TASK:
Emit the entire listing verbatim.

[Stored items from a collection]
──────

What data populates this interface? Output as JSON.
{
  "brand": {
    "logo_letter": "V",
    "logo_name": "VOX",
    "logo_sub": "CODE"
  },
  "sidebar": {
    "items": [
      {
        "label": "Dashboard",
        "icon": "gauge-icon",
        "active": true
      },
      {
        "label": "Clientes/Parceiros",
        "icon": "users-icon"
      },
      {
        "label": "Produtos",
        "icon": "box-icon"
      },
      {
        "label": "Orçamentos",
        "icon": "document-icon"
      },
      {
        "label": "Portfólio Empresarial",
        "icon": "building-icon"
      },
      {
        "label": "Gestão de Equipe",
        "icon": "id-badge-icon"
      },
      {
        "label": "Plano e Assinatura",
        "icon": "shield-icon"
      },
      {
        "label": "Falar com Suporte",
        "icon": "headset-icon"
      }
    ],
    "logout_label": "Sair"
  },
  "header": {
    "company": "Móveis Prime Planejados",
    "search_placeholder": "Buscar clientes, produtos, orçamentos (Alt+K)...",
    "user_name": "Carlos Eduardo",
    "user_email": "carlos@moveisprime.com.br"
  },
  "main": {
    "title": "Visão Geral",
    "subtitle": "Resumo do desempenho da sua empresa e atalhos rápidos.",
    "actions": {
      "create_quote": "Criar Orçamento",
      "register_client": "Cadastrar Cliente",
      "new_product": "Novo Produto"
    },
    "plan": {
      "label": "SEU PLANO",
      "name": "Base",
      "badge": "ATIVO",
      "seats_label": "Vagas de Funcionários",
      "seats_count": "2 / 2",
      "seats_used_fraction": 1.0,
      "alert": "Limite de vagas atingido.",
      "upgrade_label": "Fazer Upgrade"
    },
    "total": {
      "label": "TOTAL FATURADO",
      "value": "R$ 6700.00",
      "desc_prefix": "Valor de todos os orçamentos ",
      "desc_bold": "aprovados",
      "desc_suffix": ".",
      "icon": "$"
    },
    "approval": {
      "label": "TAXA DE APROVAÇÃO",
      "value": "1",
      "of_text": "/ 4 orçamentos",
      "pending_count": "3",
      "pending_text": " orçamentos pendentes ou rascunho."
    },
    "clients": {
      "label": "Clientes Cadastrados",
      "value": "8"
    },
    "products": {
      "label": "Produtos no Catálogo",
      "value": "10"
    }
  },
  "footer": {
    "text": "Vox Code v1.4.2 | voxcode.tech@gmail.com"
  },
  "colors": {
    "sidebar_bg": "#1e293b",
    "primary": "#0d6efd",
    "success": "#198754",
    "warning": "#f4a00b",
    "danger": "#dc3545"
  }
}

──────

FULL OUTPUT:
What data populates this interface? Output as JSON.
{
  "brand": {
    "logo_letter": "V",
    "logo_name": "VOX",
    "logo_sub": "CODE"
  },
  "sidebar": {
    "items": [
      {
        "label": "Dashboard",
        "icon": "gauge-icon",
        "active": true
      },
      {
        "label": "Clientes/Parceiros",
        "icon": "users-icon"
      },
      {
        "label": "Produtos",
        "icon": "box-icon"
      },
      {
        "label": "Orçamentos",
        "icon": "document-icon"
      },
      {
        "label": "Portfólio Empresarial",
        "icon": "building-icon"
      },
      {
        "label": "Gestão de Equipe",
        "icon": "id-badge-icon"
      },
      {
        "label": "Plano e Assinatura",
        "icon": "shield-icon"
      },
      {
        "label": "Falar com Suporte",
        "icon": "headset-icon"
      }
    ],
    "logout_label": "Sair"
  },
  "header": {
    "company": "Móveis Prime Planejados",
    "search_placeholder": "Buscar clientes, produtos, orçamentos (Alt+K)...",
    "user_name": "Carlos Eduardo",
    "user_email": "carlos@moveisprime.com.br"
  },
  "main": {
    "title": "Visão Geral",
    "subtitle": "Resumo do desempenho da sua empresa e atalhos rápidos.",
    "actions": {
      "create_quote": "Criar Orçamento",
      "register_client": "Cadastrar Cliente",
      "new_product": "Novo Produto"
    },
    "plan": {
      "label": "SEU PLANO",
      "name": "Base",
      "badge": "ATIVO",
      "seats_label": "Vagas de Funcionários",
      "seats_count": "2 / 2",
      "seats_used_fraction": 1.0,
      "alert": "Limite de vagas atingido.",
      "upgrade_label": "Fazer Upgrade"
    },
    "total": {
      "label": "TOTAL FATURADO",
      "value": "R$ 6700.00",
      "desc_prefix": "Valor de todos os orçamentos ",
      "desc_bold": "aprovados",
      "desc_suffix": ".",
      "icon": "$"
    },
    "approval": {
      "label": "TAXA DE APROVAÇÃO",
      "value": "1",
      "of_text": "/ 4 orçamentos",
      "pending_count": "3",
      "pending_text": " orçamentos pendentes ou rascunho."
    },
    "clients": {
      "label": "Clientes Cadastrados",
      "value": "8"
    },
    "products": {
      "label": "Produtos no Catálogo",
      "value": "10"
    }
  },
  "footer": {
    "text": "Vox Code v1.4.2 | voxcode.tech@gmail.com"
  },
  "colors": {
    "sidebar_bg": "#1e293b",
    "primary": "#0d6efd",
    "success": "#198754",
    "warning": "#f4a00b",
    "danger": "#dc3545"
  }
}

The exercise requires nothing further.